• PAGE EXCERPT:

--- begin ---

How to isolate DHCP clients



  • Hello - I'm trying to figure out the best way to separate DHCP clients from non-DHCP clients on a network.  I have 1 WAN and 1 LAN at this point.  What are my options?  Thanks in advance.



  • add another interface and disable the DHCP server on it. then use firewall rules to separate them



  • Hmm, that's what I suspected.  I was hoping there was some way to do this without adding another NIC.  I'm guessing I could do this with VLANs as I do have a managed switch, but I'm not sure I want to go down that route right now.

    Thanks!



  • your interfaces on pfsense need to be VLAN compatible. You could also do untagged (clients are unaware of the VLAN) VLANs with the switch, depending on its capabilities, you could have half the ports for dhcp clients and the other half for static and segregate them with the switch. then set a firewall rule to not allow one subnet (aliases) to talk to the other.

--- end ---

• RAW DATA:
--- begin ---

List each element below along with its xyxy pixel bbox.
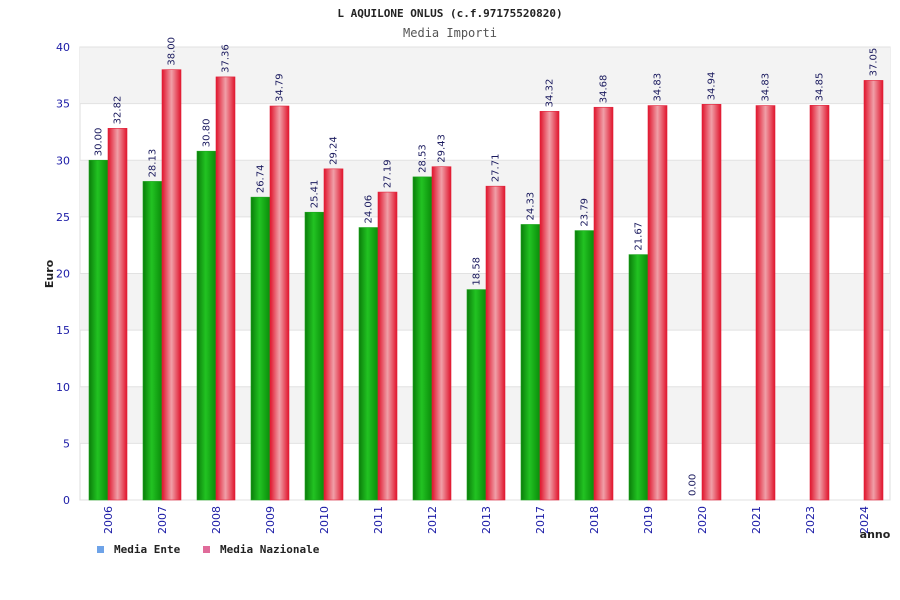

--- end ---

• SHORT TASK 1: From the DHCP forum thread, transcribe the part that opens with the words containing "How to isolate" and closes with "route right now.".
• SHORT TASK 2: In the DHCP forum thread, what kind of switch does the person asking the question say they have?

• WRITTEN RESPONSE 1:
How to isolate DHCP clients



  • Hello - I'm trying to figure out the best way to separate DHCP clients from non-DHCP clients on a network.  I have 1 WAN and 1 LAN at this point.  What are my options?  Thanks in advance.



  • add another interface and disable the DHCP server on it. then use firewall rules to separate them



  • Hmm, that's what I suspected.  I was hoping there was some way to do this without adding another NIC.  I'm guessing I could do this with VLANs as I do have a managed switch, but I'm not sure I want to go down that route right now.

• WRITTEN RESPONSE 2: A managed switch.